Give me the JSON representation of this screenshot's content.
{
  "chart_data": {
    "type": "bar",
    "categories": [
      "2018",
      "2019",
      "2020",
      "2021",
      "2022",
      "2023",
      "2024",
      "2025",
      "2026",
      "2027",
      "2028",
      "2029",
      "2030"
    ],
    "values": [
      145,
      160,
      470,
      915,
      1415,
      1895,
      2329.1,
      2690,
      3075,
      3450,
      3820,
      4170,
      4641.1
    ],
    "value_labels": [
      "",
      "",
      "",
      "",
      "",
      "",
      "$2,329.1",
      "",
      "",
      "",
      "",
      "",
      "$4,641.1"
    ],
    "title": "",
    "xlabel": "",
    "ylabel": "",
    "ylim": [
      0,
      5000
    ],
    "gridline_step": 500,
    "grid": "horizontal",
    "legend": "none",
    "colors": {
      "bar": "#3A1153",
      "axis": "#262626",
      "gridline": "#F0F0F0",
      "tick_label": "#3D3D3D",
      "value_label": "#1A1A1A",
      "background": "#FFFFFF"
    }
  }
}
==
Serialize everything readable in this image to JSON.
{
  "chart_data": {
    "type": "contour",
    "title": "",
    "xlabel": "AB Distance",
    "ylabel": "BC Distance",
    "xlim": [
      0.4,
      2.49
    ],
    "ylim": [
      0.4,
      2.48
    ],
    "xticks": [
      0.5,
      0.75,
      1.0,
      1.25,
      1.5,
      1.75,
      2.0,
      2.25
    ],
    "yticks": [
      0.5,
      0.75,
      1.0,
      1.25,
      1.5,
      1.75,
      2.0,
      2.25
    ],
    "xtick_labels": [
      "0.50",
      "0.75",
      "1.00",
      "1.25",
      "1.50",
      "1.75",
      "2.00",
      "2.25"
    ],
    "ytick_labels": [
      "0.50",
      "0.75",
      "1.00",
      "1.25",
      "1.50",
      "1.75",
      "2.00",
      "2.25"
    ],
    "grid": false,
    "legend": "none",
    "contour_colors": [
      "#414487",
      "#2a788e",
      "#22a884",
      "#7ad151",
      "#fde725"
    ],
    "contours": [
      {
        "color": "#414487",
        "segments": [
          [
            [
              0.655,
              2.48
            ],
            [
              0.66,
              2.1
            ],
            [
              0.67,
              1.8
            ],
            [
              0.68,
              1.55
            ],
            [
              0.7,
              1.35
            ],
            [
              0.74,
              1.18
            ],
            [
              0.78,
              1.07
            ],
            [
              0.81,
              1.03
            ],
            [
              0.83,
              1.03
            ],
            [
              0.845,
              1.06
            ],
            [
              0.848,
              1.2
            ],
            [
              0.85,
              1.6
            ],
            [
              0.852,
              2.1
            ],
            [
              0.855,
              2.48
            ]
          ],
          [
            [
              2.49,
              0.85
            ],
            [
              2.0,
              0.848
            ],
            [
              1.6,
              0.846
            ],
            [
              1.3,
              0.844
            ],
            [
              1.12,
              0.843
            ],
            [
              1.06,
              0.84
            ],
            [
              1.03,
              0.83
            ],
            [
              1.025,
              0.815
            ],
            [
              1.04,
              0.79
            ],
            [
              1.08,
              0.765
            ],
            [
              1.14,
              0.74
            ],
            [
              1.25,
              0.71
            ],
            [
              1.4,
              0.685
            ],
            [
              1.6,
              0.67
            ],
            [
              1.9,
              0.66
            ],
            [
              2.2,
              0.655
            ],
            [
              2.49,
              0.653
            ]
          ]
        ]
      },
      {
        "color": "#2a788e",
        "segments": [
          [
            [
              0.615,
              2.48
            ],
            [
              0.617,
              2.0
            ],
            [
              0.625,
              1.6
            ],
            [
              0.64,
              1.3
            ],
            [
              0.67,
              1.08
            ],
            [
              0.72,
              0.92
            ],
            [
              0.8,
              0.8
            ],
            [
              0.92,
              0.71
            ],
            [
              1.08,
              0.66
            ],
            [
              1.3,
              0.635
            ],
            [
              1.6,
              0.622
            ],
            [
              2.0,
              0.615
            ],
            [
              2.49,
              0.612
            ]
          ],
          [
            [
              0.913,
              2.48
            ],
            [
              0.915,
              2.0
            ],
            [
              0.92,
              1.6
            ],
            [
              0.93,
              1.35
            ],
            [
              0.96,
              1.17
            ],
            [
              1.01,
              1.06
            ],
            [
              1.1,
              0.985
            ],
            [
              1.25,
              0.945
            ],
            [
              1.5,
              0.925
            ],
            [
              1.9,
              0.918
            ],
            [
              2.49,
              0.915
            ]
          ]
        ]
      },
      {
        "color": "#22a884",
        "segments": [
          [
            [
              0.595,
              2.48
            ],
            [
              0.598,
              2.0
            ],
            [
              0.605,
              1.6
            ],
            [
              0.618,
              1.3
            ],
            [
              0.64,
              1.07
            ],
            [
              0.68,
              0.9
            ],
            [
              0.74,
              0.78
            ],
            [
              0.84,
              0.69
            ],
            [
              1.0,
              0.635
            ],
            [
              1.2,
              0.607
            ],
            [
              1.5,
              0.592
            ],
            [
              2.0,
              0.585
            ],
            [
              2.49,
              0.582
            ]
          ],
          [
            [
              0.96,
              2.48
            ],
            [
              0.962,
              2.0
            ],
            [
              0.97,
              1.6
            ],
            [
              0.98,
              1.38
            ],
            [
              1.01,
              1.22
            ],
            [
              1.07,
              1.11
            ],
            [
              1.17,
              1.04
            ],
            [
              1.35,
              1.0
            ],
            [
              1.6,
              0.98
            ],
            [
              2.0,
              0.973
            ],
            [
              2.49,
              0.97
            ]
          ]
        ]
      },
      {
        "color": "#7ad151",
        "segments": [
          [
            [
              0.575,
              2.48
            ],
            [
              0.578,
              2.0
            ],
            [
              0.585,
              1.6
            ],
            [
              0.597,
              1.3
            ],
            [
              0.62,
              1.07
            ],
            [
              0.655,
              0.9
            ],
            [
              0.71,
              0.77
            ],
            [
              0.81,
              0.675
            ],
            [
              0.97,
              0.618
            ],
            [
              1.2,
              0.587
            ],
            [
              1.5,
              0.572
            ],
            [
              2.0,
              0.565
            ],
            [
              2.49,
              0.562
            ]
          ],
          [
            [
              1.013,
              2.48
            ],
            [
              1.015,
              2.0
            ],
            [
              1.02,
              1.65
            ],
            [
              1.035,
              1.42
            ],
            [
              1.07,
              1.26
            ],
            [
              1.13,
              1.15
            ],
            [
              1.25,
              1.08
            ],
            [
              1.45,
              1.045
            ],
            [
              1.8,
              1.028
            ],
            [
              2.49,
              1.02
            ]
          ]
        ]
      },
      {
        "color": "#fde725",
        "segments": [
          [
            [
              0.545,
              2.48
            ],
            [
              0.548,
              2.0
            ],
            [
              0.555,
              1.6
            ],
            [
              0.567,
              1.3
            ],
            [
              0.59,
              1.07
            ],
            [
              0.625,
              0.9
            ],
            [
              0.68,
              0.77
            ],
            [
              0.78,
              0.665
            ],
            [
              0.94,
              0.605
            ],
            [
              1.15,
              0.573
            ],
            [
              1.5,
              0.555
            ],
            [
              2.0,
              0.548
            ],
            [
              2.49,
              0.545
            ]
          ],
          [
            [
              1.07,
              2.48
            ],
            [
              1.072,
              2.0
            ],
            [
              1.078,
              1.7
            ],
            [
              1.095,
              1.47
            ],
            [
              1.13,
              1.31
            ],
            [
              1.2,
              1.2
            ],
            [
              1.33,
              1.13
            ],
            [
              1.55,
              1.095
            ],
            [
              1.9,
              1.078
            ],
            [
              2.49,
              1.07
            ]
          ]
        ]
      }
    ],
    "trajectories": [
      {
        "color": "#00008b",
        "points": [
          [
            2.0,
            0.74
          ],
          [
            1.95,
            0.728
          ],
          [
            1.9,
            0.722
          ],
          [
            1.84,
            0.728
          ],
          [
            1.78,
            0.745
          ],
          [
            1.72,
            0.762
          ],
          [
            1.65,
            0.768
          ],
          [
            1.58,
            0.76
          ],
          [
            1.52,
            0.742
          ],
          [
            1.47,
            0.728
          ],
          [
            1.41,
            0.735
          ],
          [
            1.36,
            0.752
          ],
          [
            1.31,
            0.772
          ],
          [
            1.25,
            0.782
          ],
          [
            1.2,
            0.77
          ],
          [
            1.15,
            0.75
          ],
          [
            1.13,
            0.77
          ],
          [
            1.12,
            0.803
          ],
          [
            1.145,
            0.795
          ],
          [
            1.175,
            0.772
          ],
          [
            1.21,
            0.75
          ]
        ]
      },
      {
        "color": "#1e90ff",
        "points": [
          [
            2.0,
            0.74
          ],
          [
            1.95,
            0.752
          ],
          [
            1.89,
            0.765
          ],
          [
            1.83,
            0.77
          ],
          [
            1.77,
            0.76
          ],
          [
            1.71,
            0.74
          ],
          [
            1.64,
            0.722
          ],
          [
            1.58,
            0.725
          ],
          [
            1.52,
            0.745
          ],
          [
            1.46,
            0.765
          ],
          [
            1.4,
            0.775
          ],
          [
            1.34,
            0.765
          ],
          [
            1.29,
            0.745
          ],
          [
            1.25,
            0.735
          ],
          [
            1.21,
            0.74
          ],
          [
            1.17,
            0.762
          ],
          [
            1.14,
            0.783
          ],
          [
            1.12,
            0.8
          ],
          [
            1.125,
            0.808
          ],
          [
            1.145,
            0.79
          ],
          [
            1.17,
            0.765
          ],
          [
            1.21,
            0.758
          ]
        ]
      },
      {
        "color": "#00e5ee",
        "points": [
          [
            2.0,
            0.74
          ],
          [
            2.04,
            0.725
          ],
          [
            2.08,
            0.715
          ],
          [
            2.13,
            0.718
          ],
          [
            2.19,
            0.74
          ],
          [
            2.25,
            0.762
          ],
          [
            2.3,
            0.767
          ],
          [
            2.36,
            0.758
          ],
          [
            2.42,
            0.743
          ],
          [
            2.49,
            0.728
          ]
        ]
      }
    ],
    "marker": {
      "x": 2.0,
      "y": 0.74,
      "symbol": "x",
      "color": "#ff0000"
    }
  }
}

Task statement
Work out how many lines in the entries hold the string "this". Your answer should consist solely of that number.

Exercise response
2